Stored items
- - - -

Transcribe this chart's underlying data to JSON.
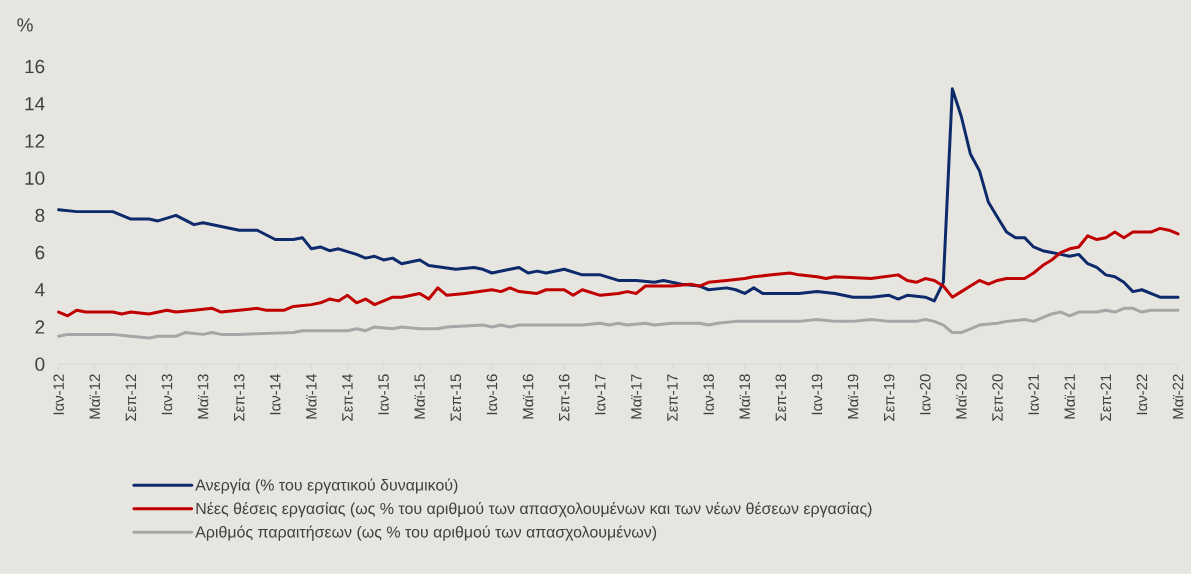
{
  "chart_data": {
    "type": "line",
    "ylabel": "%",
    "legend": "bottom",
    "xlim": [
      "2012-01",
      "2022-05"
    ],
    "ylim": [
      0,
      16
    ],
    "yticks": [
      0,
      2,
      4,
      6,
      8,
      10,
      12,
      14,
      16
    ],
    "xticks": [
      {
        "value": "2012-01",
        "label": "Ιαν-12"
      },
      {
        "value": "2012-05",
        "label": "Μαϊ-12"
      },
      {
        "value": "2012-09",
        "label": "Σεπ-12"
      },
      {
        "value": "2013-01",
        "label": "Ιαν-13"
      },
      {
        "value": "2013-05",
        "label": "Μαϊ-13"
      },
      {
        "value": "2013-09",
        "label": "Σεπ-13"
      },
      {
        "value": "2014-01",
        "label": "Ιαν-14"
      },
      {
        "value": "2014-05",
        "label": "Μαϊ-14"
      },
      {
        "value": "2014-09",
        "label": "Σεπ-14"
      },
      {
        "value": "2015-01",
        "label": "Ιαν-15"
      },
      {
        "value": "2015-05",
        "label": "Μαϊ-15"
      },
      {
        "value": "2015-09",
        "label": "Σεπ-15"
      },
      {
        "value": "2016-01",
        "label": "Ιαν-16"
      },
      {
        "value": "2016-05",
        "label": "Μαϊ-16"
      },
      {
        "value": "2016-09",
        "label": "Σεπ-16"
      },
      {
        "value": "2017-01",
        "label": "Ιαν-17"
      },
      {
        "value": "2017-05",
        "label": "Μαϊ-17"
      },
      {
        "value": "2017-09",
        "label": "Σεπ-17"
      },
      {
        "value": "2018-01",
        "label": "Ιαν-18"
      },
      {
        "value": "2018-05",
        "label": "Μαϊ-18"
      },
      {
        "value": "2018-09",
        "label": "Σεπ-18"
      },
      {
        "value": "2019-01",
        "label": "Ιαν-19"
      },
      {
        "value": "2019-05",
        "label": "Μαϊ-19"
      },
      {
        "value": "2019-09",
        "label": "Σεπ-19"
      },
      {
        "value": "2020-01",
        "label": "Ιαν-20"
      },
      {
        "value": "2020-05",
        "label": "Μαϊ-20"
      },
      {
        "value": "2020-09",
        "label": "Σεπ-20"
      },
      {
        "value": "2021-01",
        "label": "Ιαν-21"
      },
      {
        "value": "2021-05",
        "label": "Μαϊ-21"
      },
      {
        "value": "2021-09",
        "label": "Σεπ-21"
      },
      {
        "value": "2022-01",
        "label": "Ιαν-22"
      },
      {
        "value": "2022-05",
        "label": "Μαϊ-22"
      }
    ],
    "series": [
      {
        "name": "Ανεργία (% του εργατικού δυναμικού)",
        "color": "#0d2a6b",
        "x": [
          "2012-01",
          "2012-03",
          "2012-07",
          "2012-09",
          "2012-11",
          "2012-12",
          "2013-02",
          "2013-04",
          "2013-05",
          "2013-07",
          "2013-09",
          "2013-11",
          "2014-01",
          "2014-03",
          "2014-04",
          "2014-05",
          "2014-06",
          "2014-07",
          "2014-08",
          "2014-10",
          "2014-11",
          "2014-12",
          "2015-01",
          "2015-02",
          "2015-03",
          "2015-05",
          "2015-06",
          "2015-09",
          "2015-11",
          "2015-12",
          "2016-01",
          "2016-03",
          "2016-04",
          "2016-05",
          "2016-06",
          "2016-07",
          "2016-09",
          "2016-11",
          "2017-01",
          "2017-03",
          "2017-05",
          "2017-07",
          "2017-08",
          "2017-10",
          "2017-12",
          "2018-01",
          "2018-03",
          "2018-04",
          "2018-05",
          "2018-06",
          "2018-07",
          "2018-09",
          "2018-11",
          "2019-01",
          "2019-03",
          "2019-05",
          "2019-07",
          "2019-09",
          "2019-10",
          "2019-11",
          "2020-01",
          "2020-02",
          "2020-03",
          "2020-04",
          "2020-05",
          "2020-06",
          "2020-07",
          "2020-08",
          "2020-09",
          "2020-10",
          "2020-11",
          "2020-12",
          "2021-01",
          "2021-02",
          "2021-03",
          "2021-04",
          "2021-05",
          "2021-06",
          "2021-07",
          "2021-08",
          "2021-09",
          "2021-10",
          "2021-11",
          "2021-12",
          "2022-01",
          "2022-02",
          "2022-03",
          "2022-04",
          "2022-05"
        ],
        "values": [
          8.3,
          8.2,
          8.2,
          7.8,
          7.8,
          7.7,
          8.0,
          7.5,
          7.6,
          7.4,
          7.2,
          7.2,
          6.7,
          6.7,
          6.8,
          6.2,
          6.3,
          6.1,
          6.2,
          5.9,
          5.7,
          5.8,
          5.6,
          5.7,
          5.4,
          5.6,
          5.3,
          5.1,
          5.2,
          5.1,
          4.9,
          5.1,
          5.2,
          4.9,
          5.0,
          4.9,
          5.1,
          4.8,
          4.8,
          4.5,
          4.5,
          4.4,
          4.5,
          4.3,
          4.2,
          4.0,
          4.1,
          4.0,
          3.8,
          4.1,
          3.8,
          3.8,
          3.8,
          3.9,
          3.8,
          3.6,
          3.6,
          3.7,
          3.5,
          3.7,
          3.6,
          3.4,
          4.4,
          14.8,
          13.3,
          11.3,
          10.4,
          8.7,
          7.9,
          7.1,
          6.8,
          6.8,
          6.3,
          6.1,
          6.0,
          5.9,
          5.8,
          5.9,
          5.4,
          5.2,
          4.8,
          4.7,
          4.4,
          3.9,
          4.0,
          3.8,
          3.6,
          3.6,
          3.6
        ]
      },
      {
        "name": "Νέες θέσεις εργασίας (ως % του αριθμού των απασχολουμένων και των νέων θέσεων εργασίας)",
        "color": "#c00000",
        "x": [
          "2012-01",
          "2012-02",
          "2012-03",
          "2012-04",
          "2012-07",
          "2012-08",
          "2012-09",
          "2012-11",
          "2013-01",
          "2013-02",
          "2013-04",
          "2013-06",
          "2013-07",
          "2013-09",
          "2013-11",
          "2013-12",
          "2014-02",
          "2014-03",
          "2014-05",
          "2014-06",
          "2014-07",
          "2014-08",
          "2014-09",
          "2014-10",
          "2014-11",
          "2014-12",
          "2015-02",
          "2015-03",
          "2015-05",
          "2015-06",
          "2015-07",
          "2015-08",
          "2015-10",
          "2016-01",
          "2016-02",
          "2016-03",
          "2016-04",
          "2016-06",
          "2016-07",
          "2016-09",
          "2016-10",
          "2016-11",
          "2017-01",
          "2017-03",
          "2017-04",
          "2017-05",
          "2017-06",
          "2017-09",
          "2017-11",
          "2017-12",
          "2018-01",
          "2018-03",
          "2018-05",
          "2018-06",
          "2018-08",
          "2018-10",
          "2018-11",
          "2019-01",
          "2019-02",
          "2019-03",
          "2019-07",
          "2019-10",
          "2019-11",
          "2019-12",
          "2020-01",
          "2020-02",
          "2020-03",
          "2020-04",
          "2020-05",
          "2020-06",
          "2020-07",
          "2020-08",
          "2020-09",
          "2020-10",
          "2020-12",
          "2021-01",
          "2021-02",
          "2021-03",
          "2021-04",
          "2021-05",
          "2021-06",
          "2021-07",
          "2021-08",
          "2021-09",
          "2021-10",
          "2021-11",
          "2021-12",
          "2022-02",
          "2022-03",
          "2022-04",
          "2022-05"
        ],
        "values": [
          2.8,
          2.6,
          2.9,
          2.8,
          2.8,
          2.7,
          2.8,
          2.7,
          2.9,
          2.8,
          2.9,
          3.0,
          2.8,
          2.9,
          3.0,
          2.9,
          2.9,
          3.1,
          3.2,
          3.3,
          3.5,
          3.4,
          3.7,
          3.3,
          3.5,
          3.2,
          3.6,
          3.6,
          3.8,
          3.5,
          4.1,
          3.7,
          3.8,
          4.0,
          3.9,
          4.1,
          3.9,
          3.8,
          4.0,
          4.0,
          3.7,
          4.0,
          3.7,
          3.8,
          3.9,
          3.8,
          4.2,
          4.2,
          4.3,
          4.2,
          4.4,
          4.5,
          4.6,
          4.7,
          4.8,
          4.9,
          4.8,
          4.7,
          4.6,
          4.7,
          4.6,
          4.8,
          4.5,
          4.4,
          4.6,
          4.5,
          4.2,
          3.6,
          3.9,
          4.2,
          4.5,
          4.3,
          4.5,
          4.6,
          4.6,
          4.9,
          5.3,
          5.6,
          6.0,
          6.2,
          6.3,
          6.9,
          6.7,
          6.8,
          7.1,
          6.8,
          7.1,
          7.1,
          7.3,
          7.2,
          7.0
        ]
      },
      {
        "name": "Αριθμός παραιτήσεων (ως % του αριθμού των απασχολουμένων)",
        "color": "#a6a6a6",
        "x": [
          "2012-01",
          "2012-02",
          "2012-07",
          "2012-09",
          "2012-11",
          "2012-12",
          "2013-02",
          "2013-03",
          "2013-05",
          "2013-06",
          "2013-07",
          "2013-09",
          "2014-03",
          "2014-04",
          "2014-09",
          "2014-10",
          "2014-11",
          "2014-12",
          "2015-02",
          "2015-03",
          "2015-05",
          "2015-07",
          "2015-08",
          "2015-12",
          "2016-01",
          "2016-02",
          "2016-03",
          "2016-04",
          "2016-11",
          "2017-01",
          "2017-02",
          "2017-03",
          "2017-04",
          "2017-06",
          "2017-07",
          "2017-09",
          "2017-12",
          "2018-01",
          "2018-02",
          "2018-04",
          "2018-11",
          "2019-01",
          "2019-03",
          "2019-05",
          "2019-07",
          "2019-09",
          "2019-12",
          "2020-01",
          "2020-02",
          "2020-03",
          "2020-04",
          "2020-05",
          "2020-06",
          "2020-07",
          "2020-09",
          "2020-10",
          "2020-12",
          "2021-01",
          "2021-02",
          "2021-03",
          "2021-04",
          "2021-05",
          "2021-06",
          "2021-08",
          "2021-09",
          "2021-10",
          "2021-11",
          "2021-12",
          "2022-01",
          "2022-02",
          "2022-05"
        ],
        "values": [
          1.5,
          1.6,
          1.6,
          1.5,
          1.4,
          1.5,
          1.5,
          1.7,
          1.6,
          1.7,
          1.6,
          1.6,
          1.7,
          1.8,
          1.8,
          1.9,
          1.8,
          2.0,
          1.9,
          2.0,
          1.9,
          1.9,
          2.0,
          2.1,
          2.0,
          2.1,
          2.0,
          2.1,
          2.1,
          2.2,
          2.1,
          2.2,
          2.1,
          2.2,
          2.1,
          2.2,
          2.2,
          2.1,
          2.2,
          2.3,
          2.3,
          2.4,
          2.3,
          2.3,
          2.4,
          2.3,
          2.3,
          2.4,
          2.3,
          2.1,
          1.7,
          1.7,
          1.9,
          2.1,
          2.2,
          2.3,
          2.4,
          2.3,
          2.5,
          2.7,
          2.8,
          2.6,
          2.8,
          2.8,
          2.9,
          2.8,
          3.0,
          3.0,
          2.8,
          2.9,
          2.9
        ]
      }
    ]
  }
}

- - - -

Short problem ▸ Using the entries above, state how many lines include the word "αριθμού", with no other words.

Answer in full ▸ 2